> **Problem description**: Exclude any images and output the remaining records exactly.

## BEGIN

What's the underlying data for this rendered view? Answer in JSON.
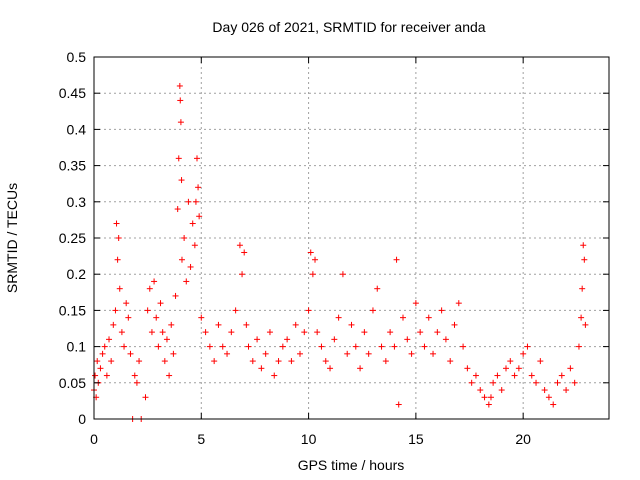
{
  "chart_data": {
    "type": "scatter",
    "title": "Day 026 of 2021, SRMTID for receiver anda",
    "xlabel": "GPS time / hours",
    "ylabel": "SRMTID / TECUs",
    "xlim": [
      0,
      24
    ],
    "ylim": [
      0,
      0.5
    ],
    "grid": true,
    "legend": "none",
    "marker": "+",
    "color": "#ff0000",
    "x_ticks": [
      0,
      5,
      10,
      15,
      20
    ],
    "x_tick_labels": [
      "0",
      "5",
      "10",
      "15",
      "20"
    ],
    "y_ticks": [
      0,
      0.05,
      0.1,
      0.15,
      0.2,
      0.25,
      0.3,
      0.35,
      0.4,
      0.45,
      0.5
    ],
    "y_tick_labels": [
      "0",
      "0.05",
      "0.1",
      "0.15",
      "0.2",
      "0.25",
      "0.3",
      "0.35",
      "0.4",
      "0.45",
      "0.5"
    ],
    "series": [
      {
        "name": "SRMTID",
        "x": [
          0.0,
          0.05,
          0.1,
          0.15,
          0.2,
          0.3,
          0.4,
          0.5,
          0.6,
          0.7,
          0.8,
          0.9,
          1.0,
          1.05,
          1.1,
          1.15,
          1.2,
          1.3,
          1.4,
          1.5,
          1.6,
          1.7,
          1.8,
          1.9,
          2.0,
          2.1,
          2.2,
          2.4,
          2.5,
          2.6,
          2.7,
          2.8,
          2.9,
          3.0,
          3.1,
          3.2,
          3.3,
          3.4,
          3.5,
          3.6,
          3.7,
          3.8,
          3.9,
          3.95,
          4.0,
          4.02,
          4.05,
          4.08,
          4.1,
          4.2,
          4.3,
          4.4,
          4.5,
          4.6,
          4.7,
          4.75,
          4.8,
          4.85,
          4.9,
          5.0,
          5.2,
          5.4,
          5.6,
          5.8,
          6.0,
          6.2,
          6.4,
          6.6,
          6.8,
          6.9,
          7.0,
          7.1,
          7.2,
          7.4,
          7.6,
          7.8,
          8.0,
          8.2,
          8.4,
          8.6,
          8.8,
          9.0,
          9.2,
          9.4,
          9.6,
          9.8,
          10.0,
          10.1,
          10.2,
          10.3,
          10.4,
          10.6,
          10.8,
          11.0,
          11.2,
          11.4,
          11.6,
          11.8,
          12.0,
          12.2,
          12.4,
          12.6,
          12.8,
          13.0,
          13.2,
          13.4,
          13.6,
          13.8,
          14.0,
          14.1,
          14.2,
          14.4,
          14.6,
          14.8,
          15.0,
          15.2,
          15.4,
          15.6,
          15.8,
          16.0,
          16.2,
          16.4,
          16.6,
          16.8,
          17.0,
          17.2,
          17.4,
          17.6,
          17.8,
          18.0,
          18.2,
          18.4,
          18.5,
          18.6,
          18.8,
          19.0,
          19.2,
          19.4,
          19.6,
          19.8,
          20.0,
          20.2,
          20.4,
          20.6,
          20.8,
          21.0,
          21.2,
          21.4,
          21.6,
          21.8,
          22.0,
          22.2,
          22.4,
          22.6,
          22.7,
          22.75,
          22.8,
          22.85,
          22.9
        ],
        "y": [
          0.04,
          0.06,
          0.03,
          0.08,
          0.05,
          0.07,
          0.09,
          0.1,
          0.06,
          0.11,
          0.08,
          0.13,
          0.15,
          0.27,
          0.22,
          0.25,
          0.18,
          0.12,
          0.1,
          0.16,
          0.14,
          0.09,
          0.0,
          0.06,
          0.05,
          0.08,
          0.0,
          0.03,
          0.15,
          0.18,
          0.12,
          0.19,
          0.14,
          0.1,
          0.16,
          0.12,
          0.08,
          0.11,
          0.06,
          0.13,
          0.09,
          0.17,
          0.29,
          0.36,
          0.46,
          0.44,
          0.41,
          0.33,
          0.22,
          0.25,
          0.19,
          0.3,
          0.21,
          0.27,
          0.24,
          0.3,
          0.36,
          0.32,
          0.28,
          0.14,
          0.12,
          0.1,
          0.08,
          0.13,
          0.1,
          0.09,
          0.12,
          0.15,
          0.24,
          0.2,
          0.23,
          0.13,
          0.1,
          0.08,
          0.11,
          0.07,
          0.09,
          0.12,
          0.06,
          0.08,
          0.1,
          0.11,
          0.08,
          0.13,
          0.09,
          0.12,
          0.15,
          0.23,
          0.2,
          0.22,
          0.12,
          0.1,
          0.08,
          0.07,
          0.11,
          0.14,
          0.2,
          0.09,
          0.13,
          0.1,
          0.07,
          0.12,
          0.09,
          0.15,
          0.18,
          0.1,
          0.08,
          0.12,
          0.1,
          0.22,
          0.02,
          0.14,
          0.11,
          0.09,
          0.16,
          0.12,
          0.1,
          0.14,
          0.09,
          0.12,
          0.15,
          0.11,
          0.08,
          0.13,
          0.16,
          0.1,
          0.07,
          0.05,
          0.06,
          0.04,
          0.03,
          0.02,
          0.03,
          0.05,
          0.06,
          0.04,
          0.07,
          0.08,
          0.06,
          0.07,
          0.09,
          0.1,
          0.06,
          0.05,
          0.08,
          0.04,
          0.03,
          0.02,
          0.05,
          0.06,
          0.04,
          0.07,
          0.05,
          0.1,
          0.14,
          0.18,
          0.24,
          0.22,
          0.13
        ]
      }
    ]
  }
}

## END

> **Finished task**:
What's the underlying data for this rendered view? Answer in JSON.
{
  "chart_data": {
    "type": "scatter",
    "title": "Day 026 of 2021, SRMTID for receiver anda",
    "xlabel": "GPS time / hours",
    "ylabel": "SRMTID / TECUs",
    "xlim": [
      0,
      24
    ],
    "ylim": [
      0,
      0.5
    ],
    "grid": true,
    "legend": "none",
    "marker": "+",
    "color": "#ff0000",
    "x_ticks": [
      0,
      5,
      10,
      15,
      20
    ],
    "x_tick_labels": [
      "0",
      "5",
      "10",
      "15",
      "20"
    ],
    "y_ticks": [
      0,
      0.05,
      0.1,
      0.15,
      0.2,
      0.25,
      0.3,
      0.35,
      0.4,
      0.45,
      0.5
    ],
    "y_tick_labels": [
      "0",
      "0.05",
      "0.1",
      "0.15",
      "0.2",
      "0.25",
      "0.3",
      "0.35",
      "0.4",
      "0.45",
      "0.5"
    ],
    "series": [
      {
        "name": "SRMTID",
        "x": [
          0.0,
          0.05,
          0.1,
          0.15,
          0.2,
          0.3,
          0.4,
          0.5,
          0.6,
          0.7,
          0.8,
          0.9,
          1.0,
          1.05,
          1.1,
          1.15,
          1.2,
          1.3,
          1.4,
          1.5,
          1.6,
          1.7,
          1.8,
          1.9,
          2.0,
          2.1,
          2.2,
          2.4,
          2.5,
          2.6,
          2.7,
          2.8,
          2.9,
          3.0,
          3.1,
          3.2,
          3.3,
          3.4,
          3.5,
          3.6,
          3.7,
          3.8,
          3.9,
          3.95,
          4.0,
          4.02,
          4.05,
          4.08,
          4.1,
          4.2,
          4.3,
          4.4,
          4.5,
          4.6,
          4.7,
          4.75,
          4.8,
          4.85,
          4.9,
          5.0,
          5.2,
          5.4,
          5.6,
          5.8,
          6.0,
          6.2,
          6.4,
          6.6,
          6.8,
          6.9,
          7.0,
          7.1,
          7.2,
          7.4,
          7.6,
          7.8,
          8.0,
          8.2,
          8.4,
          8.6,
          8.8,
          9.0,
          9.2,
          9.4,
          9.6,
          9.8,
          10.0,
          10.1,
          10.2,
          10.3,
          10.4,
          10.6,
          10.8,
          11.0,
          11.2,
          11.4,
          11.6,
          11.8,
          12.0,
          12.2,
          12.4,
          12.6,
          12.8,
          13.0,
          13.2,
          13.4,
          13.6,
          13.8,
          14.0,
          14.1,
          14.2,
          14.4,
          14.6,
          14.8,
          15.0,
          15.2,
          15.4,
          15.6,
          15.8,
          16.0,
          16.2,
          16.4,
          16.6,
          16.8,
          17.0,
          17.2,
          17.4,
          17.6,
          17.8,
          18.0,
          18.2,
          18.4,
          18.5,
          18.6,
          18.8,
          19.0,
          19.2,
          19.4,
          19.6,
          19.8,
          20.0,
          20.2,
          20.4,
          20.6,
          20.8,
          21.0,
          21.2,
          21.4,
          21.6,
          21.8,
          22.0,
          22.2,
          22.4,
          22.6,
          22.7,
          22.75,
          22.8,
          22.85,
          22.9
        ],
        "y": [
          0.04,
          0.06,
          0.03,
          0.08,
          0.05,
          0.07,
          0.09,
          0.1,
          0.06,
          0.11,
          0.08,
          0.13,
          0.15,
          0.27,
          0.22,
          0.25,
          0.18,
          0.12,
          0.1,
          0.16,
          0.14,
          0.09,
          0.0,
          0.06,
          0.05,
          0.08,
          0.0,
          0.03,
          0.15,
          0.18,
          0.12,
          0.19,
          0.14,
          0.1,
          0.16,
          0.12,
          0.08,
          0.11,
          0.06,
          0.13,
          0.09,
          0.17,
          0.29,
          0.36,
          0.46,
          0.44,
          0.41,
          0.33,
          0.22,
          0.25,
          0.19,
          0.3,
          0.21,
          0.27,
          0.24,
          0.3,
          0.36,
          0.32,
          0.28,
          0.14,
          0.12,
          0.1,
          0.08,
          0.13,
          0.1,
          0.09,
          0.12,
          0.15,
          0.24,
          0.2,
          0.23,
          0.13,
          0.1,
          0.08,
          0.11,
          0.07,
          0.09,
          0.12,
          0.06,
          0.08,
          0.1,
          0.11,
          0.08,
          0.13,
          0.09,
          0.12,
          0.15,
          0.23,
          0.2,
          0.22,
          0.12,
          0.1,
          0.08,
          0.07,
          0.11,
          0.14,
          0.2,
          0.09,
          0.13,
          0.1,
          0.07,
          0.12,
          0.09,
          0.15,
          0.18,
          0.1,
          0.08,
          0.12,
          0.1,
          0.22,
          0.02,
          0.14,
          0.11,
          0.09,
          0.16,
          0.12,
          0.1,
          0.14,
          0.09,
          0.12,
          0.15,
          0.11,
          0.08,
          0.13,
          0.16,
          0.1,
          0.07,
          0.05,
          0.06,
          0.04,
          0.03,
          0.02,
          0.03,
          0.05,
          0.06,
          0.04,
          0.07,
          0.08,
          0.06,
          0.07,
          0.09,
          0.1,
          0.06,
          0.05,
          0.08,
          0.04,
          0.03,
          0.02,
          0.05,
          0.06,
          0.04,
          0.07,
          0.05,
          0.1,
          0.14,
          0.18,
          0.24,
          0.22,
          0.13
        ]
      }
    ]
  }
}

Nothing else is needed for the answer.